WORK TO COMPLETE - Write out every single entry exactly.

<<<<

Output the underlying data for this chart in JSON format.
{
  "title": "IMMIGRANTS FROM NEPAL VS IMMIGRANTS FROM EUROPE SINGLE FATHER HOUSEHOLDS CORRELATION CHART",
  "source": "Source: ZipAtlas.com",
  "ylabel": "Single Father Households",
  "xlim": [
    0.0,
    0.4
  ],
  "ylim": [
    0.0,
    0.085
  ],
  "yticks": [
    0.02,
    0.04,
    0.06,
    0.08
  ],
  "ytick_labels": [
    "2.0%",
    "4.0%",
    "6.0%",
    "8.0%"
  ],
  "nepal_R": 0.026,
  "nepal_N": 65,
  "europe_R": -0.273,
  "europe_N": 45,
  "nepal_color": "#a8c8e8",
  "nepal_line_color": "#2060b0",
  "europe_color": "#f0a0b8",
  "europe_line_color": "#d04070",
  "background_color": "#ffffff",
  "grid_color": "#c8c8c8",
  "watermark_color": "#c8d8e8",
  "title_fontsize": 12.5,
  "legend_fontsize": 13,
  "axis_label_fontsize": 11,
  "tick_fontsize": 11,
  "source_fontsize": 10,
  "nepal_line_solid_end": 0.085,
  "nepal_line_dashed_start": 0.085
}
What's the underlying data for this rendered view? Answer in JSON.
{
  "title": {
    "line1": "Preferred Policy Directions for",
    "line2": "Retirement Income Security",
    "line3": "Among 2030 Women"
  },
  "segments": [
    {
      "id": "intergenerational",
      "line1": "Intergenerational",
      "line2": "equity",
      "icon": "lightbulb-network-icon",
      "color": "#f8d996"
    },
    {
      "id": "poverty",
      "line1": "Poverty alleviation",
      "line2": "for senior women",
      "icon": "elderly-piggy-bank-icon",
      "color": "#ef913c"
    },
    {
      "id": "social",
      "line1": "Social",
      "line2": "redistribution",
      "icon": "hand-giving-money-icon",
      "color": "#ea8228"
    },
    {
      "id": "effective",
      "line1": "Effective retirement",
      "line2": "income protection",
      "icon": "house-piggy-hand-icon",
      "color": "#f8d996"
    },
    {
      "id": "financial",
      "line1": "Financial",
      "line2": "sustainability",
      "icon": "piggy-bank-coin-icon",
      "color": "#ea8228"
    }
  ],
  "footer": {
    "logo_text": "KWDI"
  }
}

>>>>

EXERCISE RESPONSE -
Output the underlying data for this chart in JSON format.
{
  "title": "IMMIGRANTS FROM NEPAL VS IMMIGRANTS FROM EUROPE SINGLE FATHER HOUSEHOLDS CORRELATION CHART",
  "source": "Source: ZipAtlas.com",
  "ylabel": "Single Father Households",
  "xlim": [
    0.0,
    0.4
  ],
  "ylim": [
    0.0,
    0.085
  ],
  "yticks": [
    0.02,
    0.04,
    0.06,
    0.08
  ],
  "ytick_labels": [
    "2.0%",
    "4.0%",
    "6.0%",
    "8.0%"
  ],
  "nepal_R": 0.026,
  "nepal_N": 65,
  "europe_R": -0.273,
  "europe_N": 45,
  "nepal_color": "#a8c8e8",
  "nepal_line_color": "#2060b0",
  "europe_color": "#f0a0b8",
  "europe_line_color": "#d04070",
  "background_color": "#ffffff",
  "grid_color": "#c8c8c8",
  "watermark_color": "#c8d8e8",
  "title_fontsize": 12.5,
  "legend_fontsize": 13,
  "axis_label_fontsize": 11,
  "tick_fontsize": 11,
  "source_fontsize": 10,
  "nepal_line_solid_end": 0.085,
  "nepal_line_dashed_start": 0.085
}
What's the underlying data for this rendered view? Answer in JSON.
{
  "title": {
    "line1": "Preferred Policy Directions for",
    "line2": "Retirement Income Security",
    "line3": "Among 2030 Women"
  },
  "segments": [
    {
      "id": "intergenerational",
      "line1": "Intergenerational",
      "line2": "equity",
      "icon": "lightbulb-network-icon",
      "color": "#f8d996"
    },
    {
      "id": "poverty",
      "line1": "Poverty alleviation",
      "line2": "for senior women",
      "icon": "elderly-piggy-bank-icon",
      "color": "#ef913c"
    },
    {
      "id": "social",
      "line1": "Social",
      "line2": "redistribution",
      "icon": "hand-giving-money-icon",
      "color": "#ea8228"
    },
    {
      "id": "effective",
      "line1": "Effective retirement",
      "line2": "income protection",
      "icon": "house-piggy-hand-icon",
      "color": "#f8d996"
    },
    {
      "id": "financial",
      "line1": "Financial",
      "line2": "sustainability",
      "icon": "piggy-bank-coin-icon",
      "color": "#ea8228"
    }
  ],
  "footer": {
    "logo_text": "KWDI"
  }
}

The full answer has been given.